=== WHAT IS EXPECTED ===
Compute how many lines in the entries below include the string "Word". Only the number is wanted.

[Figure dataset records]
########
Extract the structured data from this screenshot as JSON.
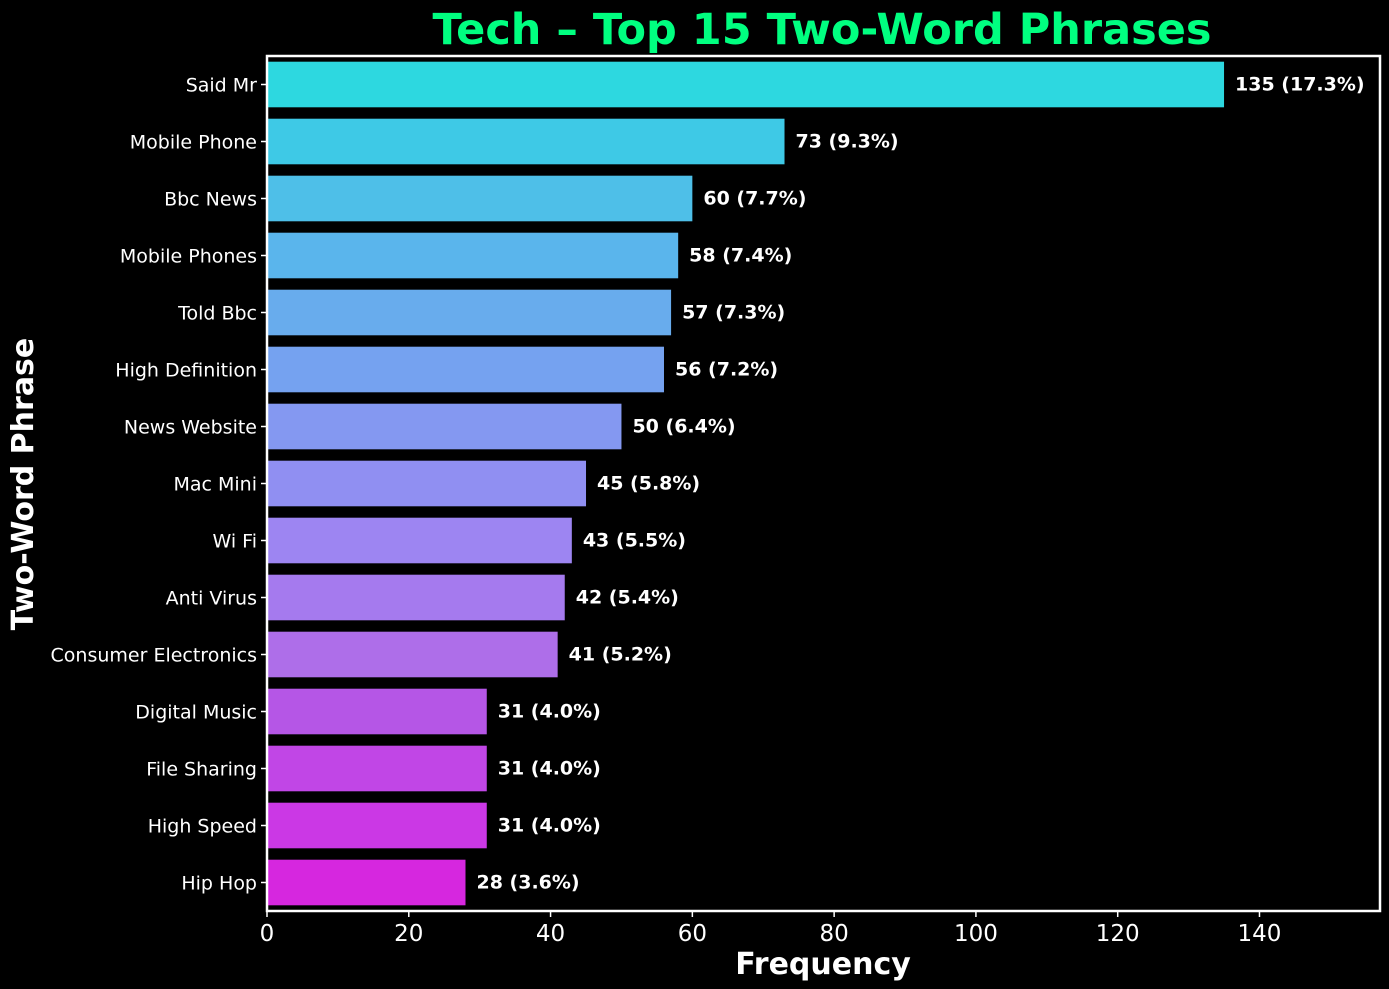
{
  "chart_data": {
    "type": "bar",
    "orientation": "horizontal",
    "title": "Tech – Top 15 Two-Word Phrases",
    "xlabel": "Frequency",
    "ylabel": "Two-Word Phrase",
    "xlim": [
      0,
      157
    ],
    "xticks": [
      0,
      20,
      40,
      60,
      80,
      100,
      120,
      140
    ],
    "categories": [
      "Said Mr",
      "Mobile Phone",
      "Bbc News",
      "Mobile Phones",
      "Told Bbc",
      "High Definition",
      "News Website",
      "Mac Mini",
      "Wi Fi",
      "Anti Virus",
      "Consumer Electronics",
      "Digital Music",
      "File Sharing",
      "High Speed",
      "Hip Hop"
    ],
    "values": [
      135,
      73,
      60,
      58,
      57,
      56,
      50,
      45,
      43,
      42,
      41,
      31,
      31,
      31,
      28
    ],
    "data_labels": [
      "135 (17.3%)",
      "73 (9.3%)",
      "60 (7.7%)",
      "58 (7.4%)",
      "57 (7.3%)",
      "56 (7.2%)",
      "50 (6.4%)",
      "45 (5.8%)",
      "43 (5.5%)",
      "42 (5.4%)",
      "41 (5.2%)",
      "31 (4.0%)",
      "31 (4.0%)",
      "31 (4.0%)",
      "28 (3.6%)"
    ],
    "colors": [
      "#2dd8e0",
      "#3ec9e6",
      "#4ebfe8",
      "#5ab5ec",
      "#68aced",
      "#75a2f0",
      "#8498f1",
      "#908ff2",
      "#9d85f2",
      "#a57aee",
      "#ae6ee9",
      "#b556e6",
      "#c146e6",
      "#cb38e5",
      "#d627df"
    ],
    "title_color": "#00ff80",
    "background": "#000000",
    "grid": false,
    "legend": "none"
  }
}
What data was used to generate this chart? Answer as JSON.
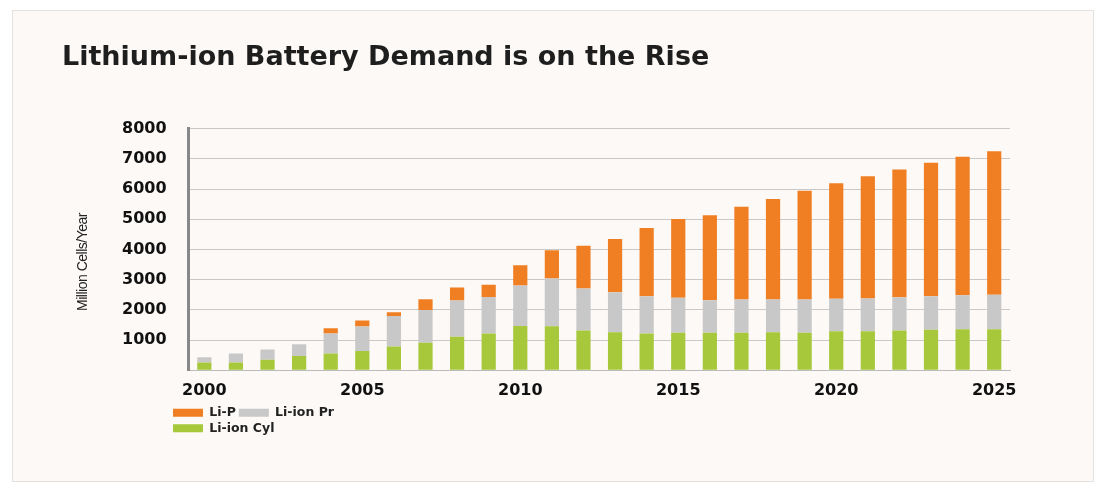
{
  "chart_data": {
    "type": "bar",
    "title": "Lithium-ion Battery Demand is on the Rise",
    "ylabel": "Million Cells/Year",
    "categories": [
      "2000",
      null,
      null,
      null,
      null,
      "2005",
      null,
      null,
      null,
      null,
      "2010",
      null,
      null,
      null,
      null,
      "2015",
      null,
      null,
      null,
      null,
      "2020",
      null,
      null,
      null,
      null,
      "2025"
    ],
    "stacked": true,
    "ylim": [
      0,
      8000
    ],
    "yticks": [
      {
        "value": 0,
        "label": null
      },
      1000,
      2000,
      3000,
      4000,
      5000,
      6000,
      7000,
      8000
    ],
    "grid": "y",
    "legend": "bottom left",
    "series": [
      {
        "name": "Li-ion Cyl",
        "color": "#a6c83a",
        "values": [
          260,
          260,
          350,
          470,
          560,
          640,
          790,
          910,
          1110,
          1220,
          1470,
          1460,
          1320,
          1260,
          1220,
          1240,
          1240,
          1240,
          1260,
          1240,
          1290,
          1290,
          1320,
          1340,
          1360,
          1360
        ]
      },
      {
        "name": "Li-ion Pr",
        "color": "#c8c8c8",
        "values": [
          170,
          300,
          340,
          390,
          660,
          810,
          1010,
          1090,
          1200,
          1210,
          1340,
          1580,
          1390,
          1320,
          1230,
          1160,
          1080,
          1100,
          1080,
          1100,
          1080,
          1090,
          1100,
          1110,
          1120,
          1140
        ]
      },
      {
        "name": "Li-P",
        "color": "#f07f23",
        "values": [
          0,
          0,
          0,
          0,
          170,
          200,
          120,
          350,
          430,
          400,
          670,
          930,
          1410,
          1770,
          2260,
          2610,
          2810,
          3070,
          3330,
          3600,
          3820,
          4040,
          4230,
          4420,
          4590,
          4750
        ]
      }
    ]
  }
}
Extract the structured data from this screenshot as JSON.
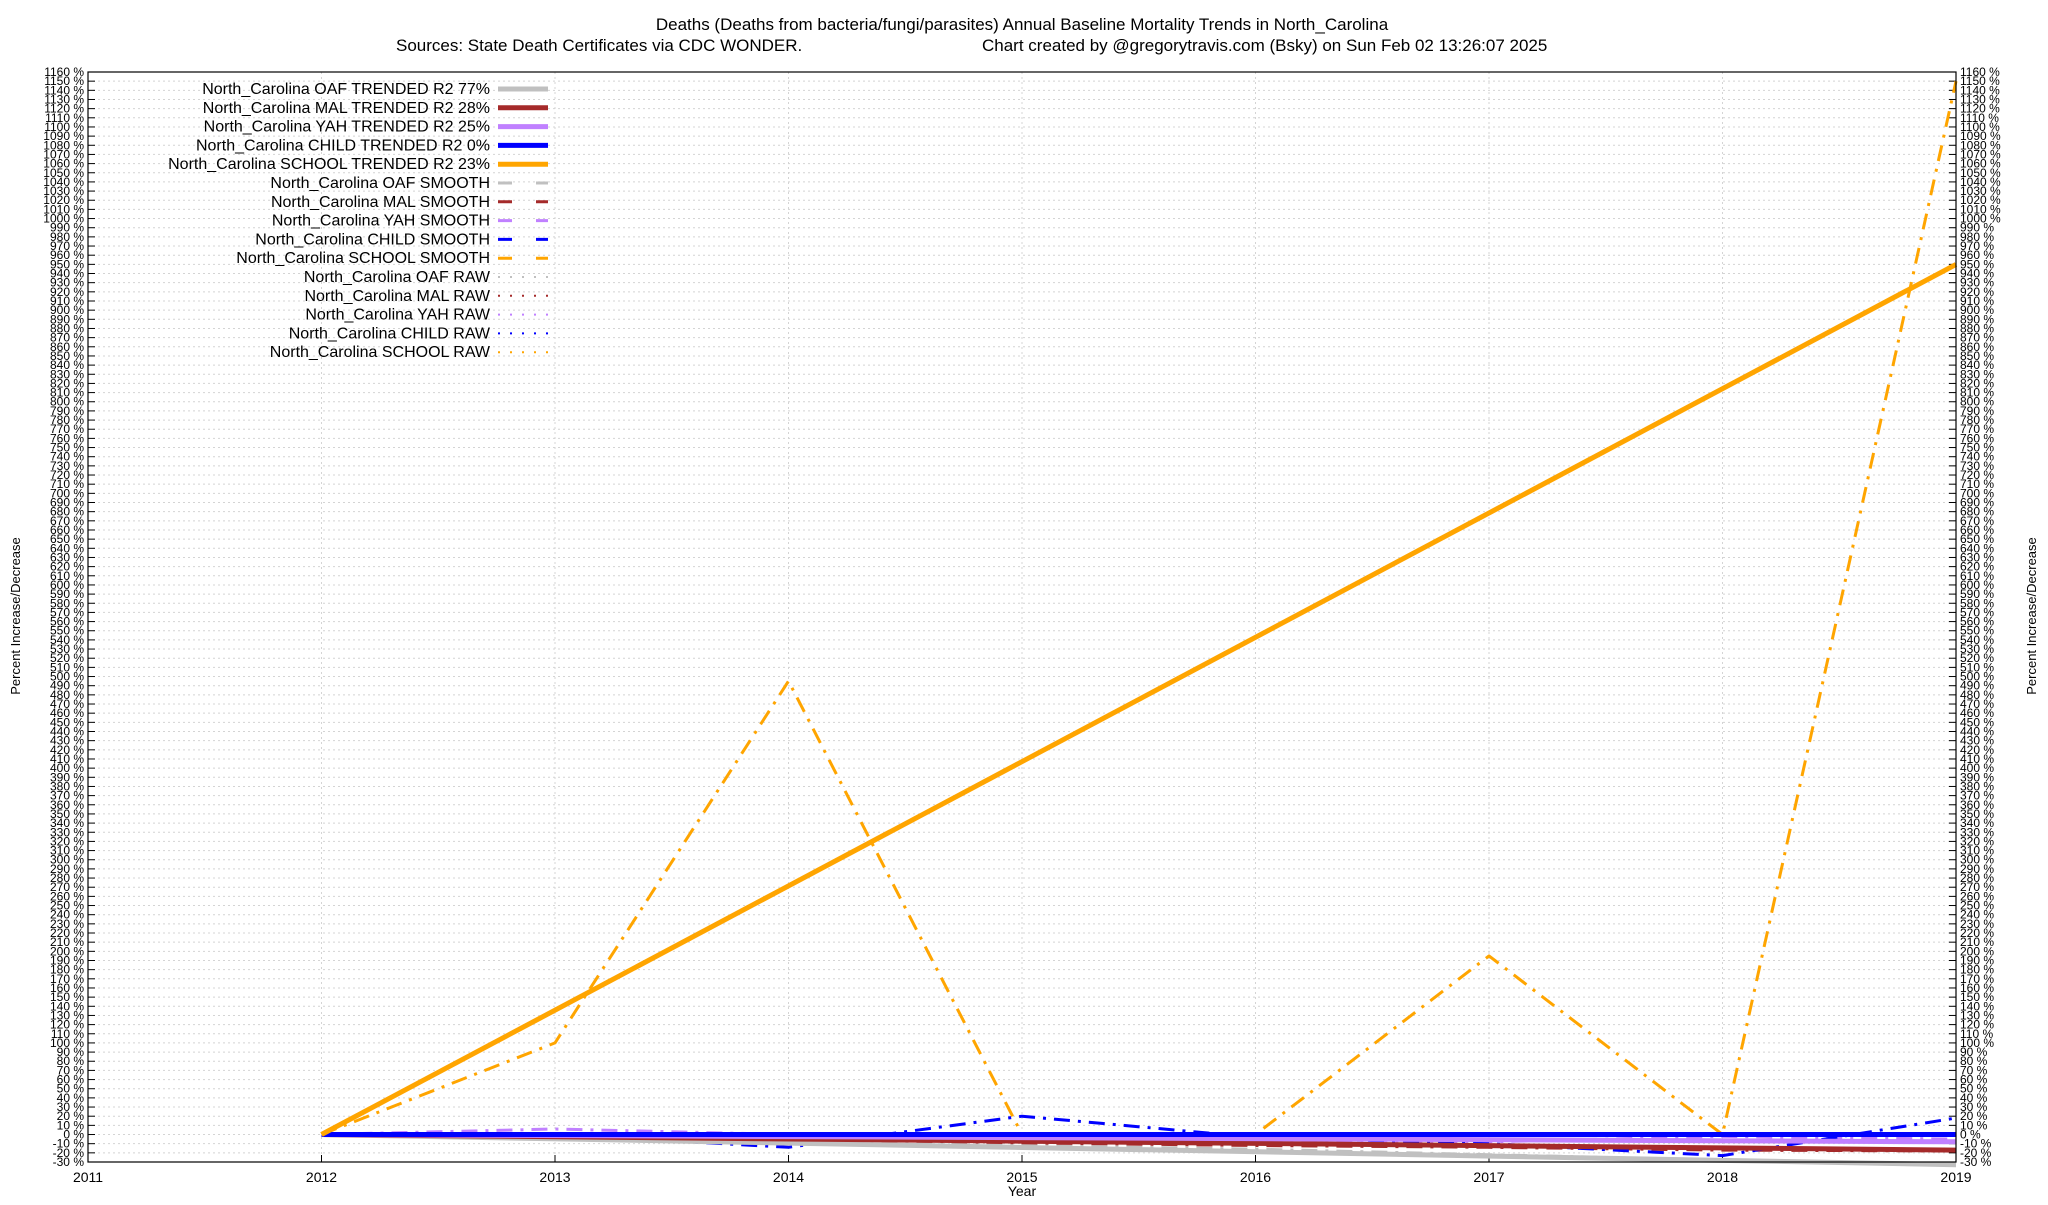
{
  "chart_data": {
    "type": "line",
    "title": "Deaths (Deaths from bacteria/fungi/parasites)  Annual Baseline Mortality Trends in North_Carolina",
    "subtitle_left": "Sources: State Death Certificates via CDC WONDER.",
    "subtitle_right": "Chart created by @gregorytravis.com (Bsky) on Sun Feb 02 13:26:07 2025",
    "xlabel": "Year",
    "ylabel": "Percent Increase/Decrease",
    "ylabel_right": "Percent Increase/Decrease",
    "xlim": [
      2011,
      2019
    ],
    "ylim": [
      -30,
      1160
    ],
    "x_ticks": [
      "2011",
      "2012",
      "2013",
      "2014",
      "2015",
      "2016",
      "2017",
      "2018",
      "2019"
    ],
    "y_tick_step": 10,
    "y_tick_suffix": " %",
    "grid": true,
    "legend_position": "top-left",
    "series": [
      {
        "name": "North_Carolina OAF TRENDED R2  77%",
        "style": "trend",
        "color": "#c0c0c0",
        "x": [
          2012,
          2019
        ],
        "values": [
          0,
          -33
        ]
      },
      {
        "name": "North_Carolina MAL TRENDED R2  28%",
        "style": "trend",
        "color": "#a52a2a",
        "x": [
          2012,
          2019
        ],
        "values": [
          0,
          -17
        ]
      },
      {
        "name": "North_Carolina YAH TRENDED R2  25%",
        "style": "trend",
        "color": "#c080ff",
        "x": [
          2012,
          2019
        ],
        "values": [
          0,
          -8
        ]
      },
      {
        "name": "North_Carolina CHILD TRENDED R2   0%",
        "style": "trend",
        "color": "#0000ff",
        "x": [
          2012,
          2019
        ],
        "values": [
          0,
          0
        ]
      },
      {
        "name": "North_Carolina SCHOOL TRENDED R2  23%",
        "style": "trend",
        "color": "#ffa500",
        "x": [
          2012,
          2019
        ],
        "values": [
          0,
          950
        ]
      },
      {
        "name": "North_Carolina OAF SMOOTH",
        "style": "smooth",
        "color": "#c0c0c0",
        "x": [
          2012,
          2013,
          2014,
          2015,
          2016,
          2017,
          2018,
          2019
        ],
        "values": [
          0,
          -3,
          -8,
          -12,
          -16,
          -22,
          -28,
          -33
        ]
      },
      {
        "name": "North_Carolina MAL SMOOTH",
        "style": "smooth",
        "color": "#a52a2a",
        "x": [
          2012,
          2013,
          2014,
          2015,
          2016,
          2017,
          2018,
          2019
        ],
        "values": [
          0,
          -2,
          -5,
          -9,
          -12,
          -14,
          -17,
          -18
        ]
      },
      {
        "name": "North_Carolina YAH SMOOTH",
        "style": "smooth",
        "color": "#c080ff",
        "x": [
          2012,
          2013,
          2014,
          2015,
          2016,
          2017,
          2018,
          2019
        ],
        "values": [
          0,
          6,
          0,
          -4,
          -6,
          -8,
          -2,
          -5
        ]
      },
      {
        "name": "North_Carolina CHILD SMOOTH",
        "style": "smooth",
        "color": "#0000ff",
        "x": [
          2012,
          2013,
          2014,
          2015,
          2016,
          2017,
          2018,
          2019
        ],
        "values": [
          0,
          0,
          -14,
          20,
          -3,
          -10,
          -23,
          18
        ]
      },
      {
        "name": "North_Carolina SCHOOL SMOOTH",
        "style": "smooth",
        "color": "#ffa500",
        "x": [
          2012,
          2013,
          2014,
          2015,
          2016,
          2017,
          2018,
          2019
        ],
        "values": [
          0,
          100,
          495,
          0,
          0,
          195,
          0,
          1150
        ]
      },
      {
        "name": "North_Carolina OAF RAW",
        "style": "raw",
        "color": "#c0c0c0",
        "x": [],
        "values": []
      },
      {
        "name": "North_Carolina MAL RAW",
        "style": "raw",
        "color": "#a52a2a",
        "x": [],
        "values": []
      },
      {
        "name": "North_Carolina YAH RAW",
        "style": "raw",
        "color": "#c080ff",
        "x": [],
        "values": []
      },
      {
        "name": "North_Carolina CHILD RAW",
        "style": "raw",
        "color": "#0000ff",
        "x": [],
        "values": []
      },
      {
        "name": "North_Carolina SCHOOL RAW",
        "style": "raw",
        "color": "#ffa500",
        "x": [],
        "values": []
      }
    ]
  }
}
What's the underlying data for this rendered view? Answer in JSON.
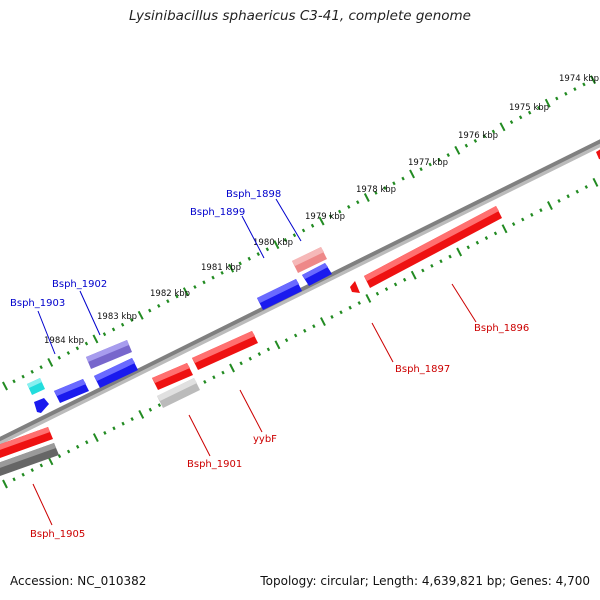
########
=== PROBLEM SOLUTION ===
2